PROBLEM TO SOLVE - Every line with the word "absence" in it should be extracted from the data that follows.

PROVIDED MATERIAL -
┌──
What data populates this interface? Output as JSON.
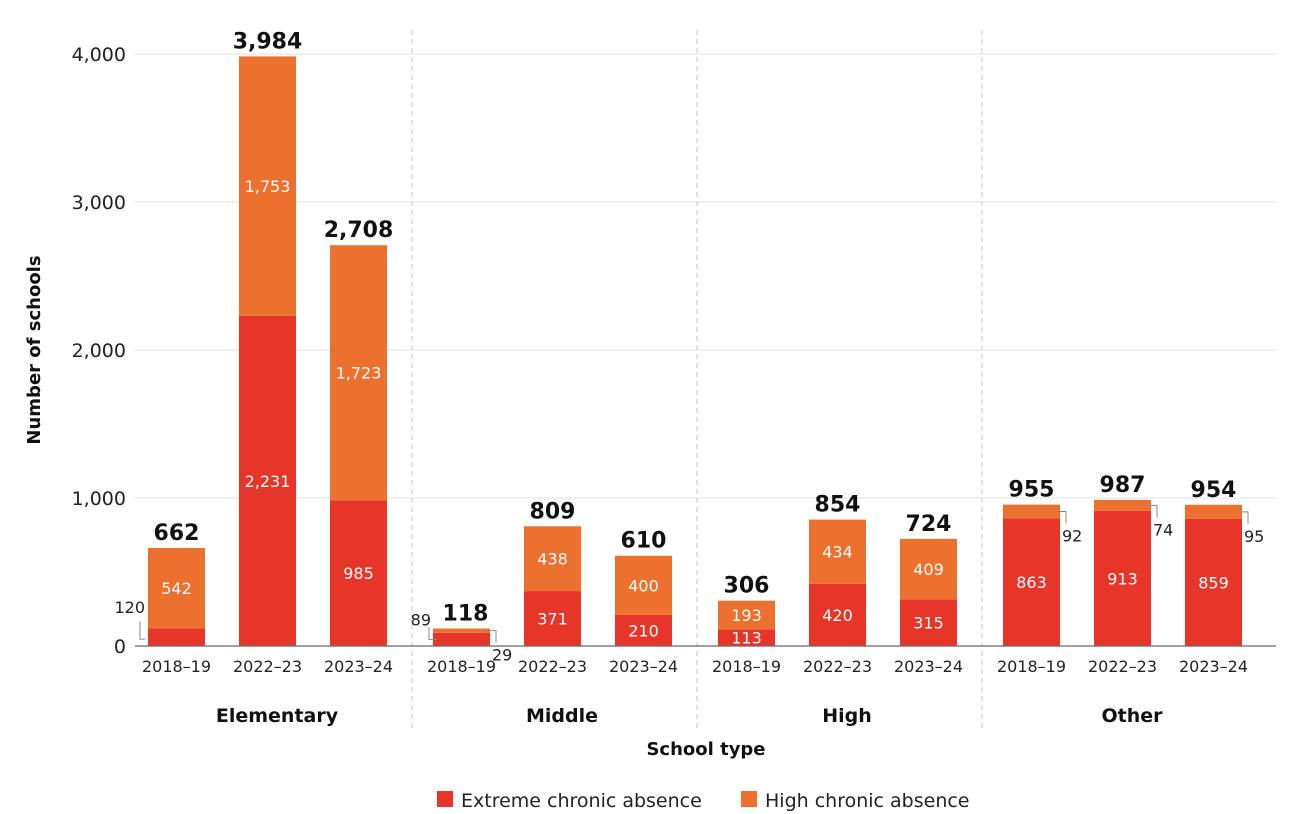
{
  "chart_data": {
    "type": "bar",
    "stacked": true,
    "xlabel": "School type",
    "ylabel": "Number of schools",
    "ylim": [
      0,
      4000
    ],
    "yticks": [
      0,
      1000,
      2000,
      3000,
      4000
    ],
    "ytick_labels": [
      "0",
      "1,000",
      "2,000",
      "3,000",
      "4,000"
    ],
    "grid": true,
    "legend_position": "bottom",
    "groups": [
      {
        "name": "Elementary",
        "categories": [
          "2018–19",
          "2022–23",
          "2023–24"
        ]
      },
      {
        "name": "Middle",
        "categories": [
          "2018–19",
          "2022–23",
          "2023–24"
        ]
      },
      {
        "name": "High",
        "categories": [
          "2018–19",
          "2022–23",
          "2023–24"
        ]
      },
      {
        "name": "Other",
        "categories": [
          "2018–19",
          "2022–23",
          "2023–24"
        ]
      }
    ],
    "series": [
      {
        "name": "Extreme chronic absence",
        "color": "#e8352a",
        "values": [
          120,
          2231,
          985,
          89,
          371,
          210,
          113,
          420,
          315,
          863,
          913,
          859
        ],
        "labels": [
          "120",
          "2,231",
          "985",
          "89",
          "371",
          "210",
          "113",
          "420",
          "315",
          "863",
          "913",
          "859"
        ]
      },
      {
        "name": "High chronic absence",
        "color": "#ec712f",
        "values": [
          542,
          1753,
          1723,
          29,
          438,
          400,
          193,
          434,
          409,
          92,
          74,
          95
        ],
        "labels": [
          "542",
          "1,753",
          "1,723",
          "29",
          "438",
          "400",
          "193",
          "434",
          "409",
          "92",
          "74",
          "95"
        ]
      }
    ],
    "totals": [
      662,
      3984,
      2708,
      118,
      809,
      610,
      306,
      854,
      724,
      955,
      987,
      954
    ],
    "total_labels": [
      "662",
      "3,984",
      "2,708",
      "118",
      "809",
      "610",
      "306",
      "854",
      "724",
      "955",
      "987",
      "954"
    ],
    "outside_labels": [
      {
        "bar": 0,
        "series": 0
      },
      {
        "bar": 3,
        "series": 0
      },
      {
        "bar": 3,
        "series": 1
      },
      {
        "bar": 9,
        "series": 1
      },
      {
        "bar": 10,
        "series": 1
      },
      {
        "bar": 11,
        "series": 1
      }
    ]
  }
}
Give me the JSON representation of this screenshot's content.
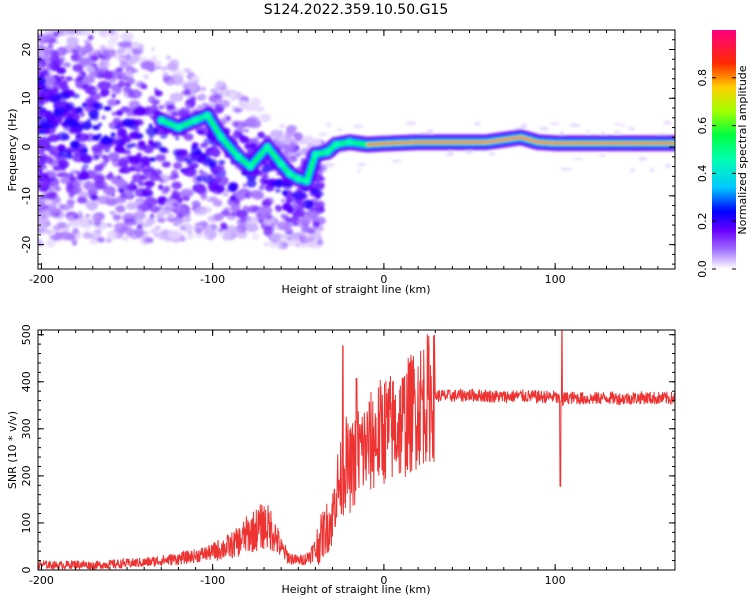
└──
EXPECTED OUTPUT -
        "name": "Extreme chronic absence",
        "name": "High chronic absence",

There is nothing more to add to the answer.